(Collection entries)
++++
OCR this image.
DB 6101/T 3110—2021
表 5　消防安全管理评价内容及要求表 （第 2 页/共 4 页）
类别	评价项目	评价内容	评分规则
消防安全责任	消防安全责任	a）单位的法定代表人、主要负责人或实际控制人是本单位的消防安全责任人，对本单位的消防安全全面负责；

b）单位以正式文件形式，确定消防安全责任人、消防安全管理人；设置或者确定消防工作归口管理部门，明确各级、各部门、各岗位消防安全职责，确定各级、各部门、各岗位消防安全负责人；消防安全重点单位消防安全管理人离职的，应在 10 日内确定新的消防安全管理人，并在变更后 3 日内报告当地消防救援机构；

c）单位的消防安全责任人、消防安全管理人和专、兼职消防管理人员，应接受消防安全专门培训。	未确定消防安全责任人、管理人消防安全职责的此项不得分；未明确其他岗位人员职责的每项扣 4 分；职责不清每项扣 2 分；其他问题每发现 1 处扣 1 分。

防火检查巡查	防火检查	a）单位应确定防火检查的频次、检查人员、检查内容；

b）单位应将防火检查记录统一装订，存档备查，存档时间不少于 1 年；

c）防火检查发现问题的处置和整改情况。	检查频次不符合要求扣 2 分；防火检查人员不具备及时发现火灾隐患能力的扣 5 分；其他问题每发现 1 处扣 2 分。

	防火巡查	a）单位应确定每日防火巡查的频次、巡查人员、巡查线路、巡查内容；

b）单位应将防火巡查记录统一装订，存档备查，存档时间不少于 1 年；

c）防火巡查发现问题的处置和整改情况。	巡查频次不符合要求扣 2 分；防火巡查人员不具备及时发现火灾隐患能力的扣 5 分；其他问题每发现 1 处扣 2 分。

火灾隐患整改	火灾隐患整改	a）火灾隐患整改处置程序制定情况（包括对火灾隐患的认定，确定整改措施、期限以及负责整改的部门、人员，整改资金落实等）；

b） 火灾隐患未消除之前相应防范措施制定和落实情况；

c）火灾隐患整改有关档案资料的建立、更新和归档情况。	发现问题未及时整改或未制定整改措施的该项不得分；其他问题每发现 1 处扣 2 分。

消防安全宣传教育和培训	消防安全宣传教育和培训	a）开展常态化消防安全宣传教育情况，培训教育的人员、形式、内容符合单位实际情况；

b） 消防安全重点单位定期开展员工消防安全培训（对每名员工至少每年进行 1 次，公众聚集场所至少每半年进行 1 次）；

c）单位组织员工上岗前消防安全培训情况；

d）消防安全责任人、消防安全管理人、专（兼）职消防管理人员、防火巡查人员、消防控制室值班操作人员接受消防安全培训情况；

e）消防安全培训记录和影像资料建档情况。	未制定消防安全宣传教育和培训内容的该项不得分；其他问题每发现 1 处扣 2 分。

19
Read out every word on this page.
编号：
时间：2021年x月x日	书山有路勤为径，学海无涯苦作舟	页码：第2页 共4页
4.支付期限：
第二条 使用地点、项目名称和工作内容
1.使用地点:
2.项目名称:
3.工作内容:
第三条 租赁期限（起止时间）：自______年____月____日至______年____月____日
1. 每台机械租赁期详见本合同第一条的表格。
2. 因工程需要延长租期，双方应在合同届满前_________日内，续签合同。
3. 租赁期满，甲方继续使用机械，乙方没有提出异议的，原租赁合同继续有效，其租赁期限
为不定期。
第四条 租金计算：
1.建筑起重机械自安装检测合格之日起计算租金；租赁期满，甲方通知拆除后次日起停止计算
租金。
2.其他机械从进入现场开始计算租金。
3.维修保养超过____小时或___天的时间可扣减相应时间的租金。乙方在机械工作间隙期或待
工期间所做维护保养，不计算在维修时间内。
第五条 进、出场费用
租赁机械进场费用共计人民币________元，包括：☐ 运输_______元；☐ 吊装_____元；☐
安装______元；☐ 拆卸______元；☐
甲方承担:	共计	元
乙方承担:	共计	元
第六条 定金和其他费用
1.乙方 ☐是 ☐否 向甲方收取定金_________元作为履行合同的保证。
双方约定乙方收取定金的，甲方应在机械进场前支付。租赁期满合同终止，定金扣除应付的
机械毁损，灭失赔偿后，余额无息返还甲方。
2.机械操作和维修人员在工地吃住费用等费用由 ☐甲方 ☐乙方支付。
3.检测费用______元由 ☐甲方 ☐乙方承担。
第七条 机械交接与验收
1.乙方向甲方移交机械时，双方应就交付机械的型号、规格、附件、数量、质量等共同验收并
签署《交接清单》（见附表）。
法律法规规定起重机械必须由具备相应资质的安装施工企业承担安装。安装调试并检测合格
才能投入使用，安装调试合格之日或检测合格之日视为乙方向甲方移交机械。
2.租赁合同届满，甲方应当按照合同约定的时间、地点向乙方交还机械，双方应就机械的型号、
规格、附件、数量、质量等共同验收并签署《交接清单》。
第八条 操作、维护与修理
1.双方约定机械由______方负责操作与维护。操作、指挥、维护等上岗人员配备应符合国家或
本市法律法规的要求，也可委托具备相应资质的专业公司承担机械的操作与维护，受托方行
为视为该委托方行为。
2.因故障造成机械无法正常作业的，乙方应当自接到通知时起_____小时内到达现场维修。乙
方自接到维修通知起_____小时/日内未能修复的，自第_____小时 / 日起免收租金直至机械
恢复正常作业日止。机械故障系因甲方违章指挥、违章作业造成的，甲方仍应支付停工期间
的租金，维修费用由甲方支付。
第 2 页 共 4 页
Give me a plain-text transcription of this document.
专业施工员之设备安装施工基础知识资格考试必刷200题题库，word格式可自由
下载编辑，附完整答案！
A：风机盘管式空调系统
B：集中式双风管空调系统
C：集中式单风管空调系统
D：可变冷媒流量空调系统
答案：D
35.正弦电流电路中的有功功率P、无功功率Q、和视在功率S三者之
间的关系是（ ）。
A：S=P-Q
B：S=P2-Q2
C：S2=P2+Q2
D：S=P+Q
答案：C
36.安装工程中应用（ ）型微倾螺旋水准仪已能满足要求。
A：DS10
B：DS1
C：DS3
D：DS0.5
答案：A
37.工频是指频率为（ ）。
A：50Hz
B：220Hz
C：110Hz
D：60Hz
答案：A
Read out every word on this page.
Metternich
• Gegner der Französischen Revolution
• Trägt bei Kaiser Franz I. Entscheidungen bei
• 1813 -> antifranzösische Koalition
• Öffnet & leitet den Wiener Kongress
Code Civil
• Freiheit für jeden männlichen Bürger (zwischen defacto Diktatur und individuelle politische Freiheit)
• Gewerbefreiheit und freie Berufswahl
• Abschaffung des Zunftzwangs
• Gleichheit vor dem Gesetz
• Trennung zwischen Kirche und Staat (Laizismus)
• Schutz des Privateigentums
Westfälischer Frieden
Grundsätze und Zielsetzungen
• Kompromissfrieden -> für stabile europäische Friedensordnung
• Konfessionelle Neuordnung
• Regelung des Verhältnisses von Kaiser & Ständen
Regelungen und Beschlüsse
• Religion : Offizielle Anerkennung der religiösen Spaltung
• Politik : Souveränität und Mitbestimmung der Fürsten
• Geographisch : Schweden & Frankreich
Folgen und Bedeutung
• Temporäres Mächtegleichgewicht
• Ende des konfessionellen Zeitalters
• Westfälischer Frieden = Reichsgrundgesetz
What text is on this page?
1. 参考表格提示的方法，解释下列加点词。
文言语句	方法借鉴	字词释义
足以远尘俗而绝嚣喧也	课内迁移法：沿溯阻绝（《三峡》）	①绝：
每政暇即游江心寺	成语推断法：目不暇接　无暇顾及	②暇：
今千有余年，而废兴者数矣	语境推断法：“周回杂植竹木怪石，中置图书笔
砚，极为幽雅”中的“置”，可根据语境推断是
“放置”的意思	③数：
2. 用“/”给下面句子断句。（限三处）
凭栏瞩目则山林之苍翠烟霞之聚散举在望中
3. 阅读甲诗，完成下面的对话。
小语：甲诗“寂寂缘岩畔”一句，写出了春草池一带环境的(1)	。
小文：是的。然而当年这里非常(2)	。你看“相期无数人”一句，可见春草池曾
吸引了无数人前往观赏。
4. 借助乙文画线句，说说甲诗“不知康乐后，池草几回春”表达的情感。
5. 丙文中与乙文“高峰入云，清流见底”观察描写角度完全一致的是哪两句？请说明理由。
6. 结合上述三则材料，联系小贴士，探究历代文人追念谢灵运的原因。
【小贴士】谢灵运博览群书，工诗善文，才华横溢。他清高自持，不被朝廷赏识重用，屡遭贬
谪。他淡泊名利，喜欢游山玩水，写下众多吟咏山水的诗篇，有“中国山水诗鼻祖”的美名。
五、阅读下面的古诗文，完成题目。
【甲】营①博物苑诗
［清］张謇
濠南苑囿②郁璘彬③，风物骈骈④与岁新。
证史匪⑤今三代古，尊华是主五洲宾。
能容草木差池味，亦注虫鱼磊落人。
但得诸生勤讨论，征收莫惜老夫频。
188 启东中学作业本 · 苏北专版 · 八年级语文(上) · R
++++
Set exercise:
How many lines in the listing above contain the string "zwischen"? Answer with the number only.

Response below:
2